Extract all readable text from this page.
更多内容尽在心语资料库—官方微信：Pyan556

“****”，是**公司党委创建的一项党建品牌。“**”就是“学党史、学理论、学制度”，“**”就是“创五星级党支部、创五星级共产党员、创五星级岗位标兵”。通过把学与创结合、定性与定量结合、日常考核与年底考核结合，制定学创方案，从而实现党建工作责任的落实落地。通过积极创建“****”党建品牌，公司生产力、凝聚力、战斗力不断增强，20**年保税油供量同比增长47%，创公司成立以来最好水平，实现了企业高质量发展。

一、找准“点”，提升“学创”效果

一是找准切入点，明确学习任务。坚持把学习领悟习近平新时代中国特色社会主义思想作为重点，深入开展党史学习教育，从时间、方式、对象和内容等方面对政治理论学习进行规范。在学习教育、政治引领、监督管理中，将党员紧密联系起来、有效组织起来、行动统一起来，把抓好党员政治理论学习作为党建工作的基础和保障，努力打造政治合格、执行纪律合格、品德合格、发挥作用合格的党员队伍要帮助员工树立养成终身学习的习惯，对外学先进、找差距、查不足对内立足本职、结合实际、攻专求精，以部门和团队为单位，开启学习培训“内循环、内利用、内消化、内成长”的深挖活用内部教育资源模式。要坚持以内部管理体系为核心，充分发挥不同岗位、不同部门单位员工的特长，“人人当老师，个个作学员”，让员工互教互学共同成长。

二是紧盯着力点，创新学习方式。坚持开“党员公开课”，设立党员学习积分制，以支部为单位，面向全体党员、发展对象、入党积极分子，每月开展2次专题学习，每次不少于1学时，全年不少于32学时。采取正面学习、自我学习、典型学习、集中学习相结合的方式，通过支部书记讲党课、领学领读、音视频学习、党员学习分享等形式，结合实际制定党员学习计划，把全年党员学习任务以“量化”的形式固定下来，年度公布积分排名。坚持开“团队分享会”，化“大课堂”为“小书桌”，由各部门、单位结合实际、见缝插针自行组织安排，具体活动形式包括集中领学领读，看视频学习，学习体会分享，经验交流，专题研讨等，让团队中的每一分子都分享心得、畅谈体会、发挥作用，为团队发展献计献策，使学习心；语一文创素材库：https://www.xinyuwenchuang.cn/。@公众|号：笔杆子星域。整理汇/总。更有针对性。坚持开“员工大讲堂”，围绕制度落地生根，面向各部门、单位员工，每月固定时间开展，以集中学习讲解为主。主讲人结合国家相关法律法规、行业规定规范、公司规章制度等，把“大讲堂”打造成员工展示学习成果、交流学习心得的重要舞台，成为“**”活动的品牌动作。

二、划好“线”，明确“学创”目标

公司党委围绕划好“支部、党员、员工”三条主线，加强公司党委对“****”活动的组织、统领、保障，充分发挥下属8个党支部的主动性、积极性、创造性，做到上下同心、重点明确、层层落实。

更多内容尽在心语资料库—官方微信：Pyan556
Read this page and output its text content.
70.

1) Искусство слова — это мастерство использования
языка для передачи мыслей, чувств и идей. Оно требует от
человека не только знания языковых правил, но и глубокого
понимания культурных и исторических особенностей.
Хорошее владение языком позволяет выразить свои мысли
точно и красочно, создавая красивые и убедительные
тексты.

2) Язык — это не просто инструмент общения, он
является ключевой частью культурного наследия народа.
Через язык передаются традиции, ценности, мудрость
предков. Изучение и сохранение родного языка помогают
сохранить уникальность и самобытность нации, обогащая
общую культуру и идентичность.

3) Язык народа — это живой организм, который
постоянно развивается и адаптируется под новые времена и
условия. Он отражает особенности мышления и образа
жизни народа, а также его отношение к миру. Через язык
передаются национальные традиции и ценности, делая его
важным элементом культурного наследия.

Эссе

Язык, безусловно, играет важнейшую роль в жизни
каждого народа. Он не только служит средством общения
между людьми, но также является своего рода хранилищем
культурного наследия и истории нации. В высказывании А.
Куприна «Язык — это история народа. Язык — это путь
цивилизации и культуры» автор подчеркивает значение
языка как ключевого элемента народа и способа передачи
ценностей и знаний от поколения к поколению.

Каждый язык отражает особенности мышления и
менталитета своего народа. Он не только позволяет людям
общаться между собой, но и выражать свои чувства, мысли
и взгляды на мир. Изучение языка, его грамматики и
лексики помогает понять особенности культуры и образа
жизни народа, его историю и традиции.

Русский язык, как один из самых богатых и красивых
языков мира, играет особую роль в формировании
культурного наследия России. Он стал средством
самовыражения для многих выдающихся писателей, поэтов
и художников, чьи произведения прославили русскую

* _What is required_:
Extract the listing in its entirety, matching it exactly.

* _Problem solution_:
Extract all readable text from this page.
更多内容尽在心语资料库—官方微信：Pyan556

“****”，是**公司党委创建的一项党建品牌。“**”就是“学党史、学理论、学制度”，“**”就是“创五星级党支部、创五星级共产党员、创五星级岗位标兵”。通过把学与创结合、定性与定量结合、日常考核与年底考核结合，制定学创方案，从而实现党建工作责任的落实落地。通过积极创建“****”党建品牌，公司生产力、凝聚力、战斗力不断增强，20**年保税油供量同比增长47%，创公司成立以来最好水平，实现了企业高质量发展。

一、找准“点”，提升“学创”效果

一是找准切入点，明确学习任务。坚持把学习领悟习近平新时代中国特色社会主义思想作为重点，深入开展党史学习教育，从时间、方式、对象和内容等方面对政治理论学习进行规范。在学习教育、政治引领、监督管理中，将党员紧密联系起来、有效组织起来、行动统一起来，把抓好党员政治理论学习作为党建工作的基础和保障，努力打造政治合格、执行纪律合格、品德合格、发挥作用合格的党员队伍要帮助员工树立养成终身学习的习惯，对外学先进、找差距、查不足对内立足本职、结合实际、攻专求精，以部门和团队为单位，开启学习培训“内循环、内利用、内消化、内成长”的深挖活用内部教育资源模式。要坚持以内部管理体系为核心，充分发挥不同岗位、不同部门单位员工的特长，“人人当老师，个个作学员”，让员工互教互学共同成长。

二是紧盯着力点，创新学习方式。坚持开“党员公开课”，设立党员学习积分制，以支部为单位，面向全体党员、发展对象、入党积极分子，每月开展2次专题学习，每次不少于1学时，全年不少于32学时。采取正面学习、自我学习、典型学习、集中学习相结合的方式，通过支部书记讲党课、领学领读、音视频学习、党员学习分享等形式，结合实际制定党员学习计划，把全年党员学习任务以“量化”的形式固定下来，年度公布积分排名。坚持开“团队分享会”，化“大课堂”为“小书桌”，由各部门、单位结合实际、见缝插针自行组织安排，具体活动形式包括集中领学领读，看视频学习，学习体会分享，经验交流，专题研讨等，让团队中的每一分子都分享心得、畅谈体会、发挥作用，为团队发展献计献策，使学习心；语一文创素材库：https://www.xinyuwenchuang.cn/。@公众|号：笔杆子星域。整理汇/总。更有针对性。坚持开“员工大讲堂”，围绕制度落地生根，面向各部门、单位员工，每月固定时间开展，以集中学习讲解为主。主讲人结合国家相关法律法规、行业规定规范、公司规章制度等，把“大讲堂”打造成员工展示学习成果、交流学习心得的重要舞台，成为“**”活动的品牌动作。

二、划好“线”，明确“学创”目标

公司党委围绕划好“支部、党员、员工”三条主线，加强公司党委对“****”活动的组织、统领、保障，充分发挥下属8个党支部的主动性、积极性、创造性，做到上下同心、重点明确、层层落实。

更多内容尽在心语资料库—官方微信：Pyan556
Read this page and output its text content.
70.

1) Искусство слова — это мастерство использования
языка для передачи мыслей, чувств и идей. Оно требует от
человека не только знания языковых правил, но и глубокого
понимания культурных и исторических особенностей.
Хорошее владение языком позволяет выразить свои мысли
точно и красочно, создавая красивые и убедительные
тексты.

2) Язык — это не просто инструмент общения, он
является ключевой частью культурного наследия народа.
Через язык передаются традиции, ценности, мудрость
предков. Изучение и сохранение родного языка помогают
сохранить уникальность и самобытность нации, обогащая
общую культуру и идентичность.

3) Язык народа — это живой организм, который
постоянно развивается и адаптируется под новые времена и
условия. Он отражает особенности мышления и образа
жизни народа, а также его отношение к миру. Через язык
передаются национальные традиции и ценности, делая его
важным элементом культурного наследия.

Эссе

Язык, безусловно, играет важнейшую роль в жизни
каждого народа. Он не только служит средством общения
между людьми, но также является своего рода хранилищем
культурного наследия и истории нации. В высказывании А.
Куприна «Язык — это история народа. Язык — это путь
цивилизации и культуры» автор подчеркивает значение
языка как ключевого элемента народа и способа передачи
ценностей и знаний от поколения к поколению.

Каждый язык отражает особенности мышления и
менталитета своего народа. Он не только позволяет людям
общаться между собой, но и выражать свои чувства, мысли
и взгляды на мир. Изучение языка, его грамматики и
лексики помогает понять особенности культуры и образа
жизни народа, его историю и традиции.

Русский язык, как один из самых богатых и красивых
языков мира, играет особую роль в формировании
культурного наследия России. Он стал средством
самовыражения для многих выдающихся писателей, поэтов
и художников, чьи произведения прославили русскую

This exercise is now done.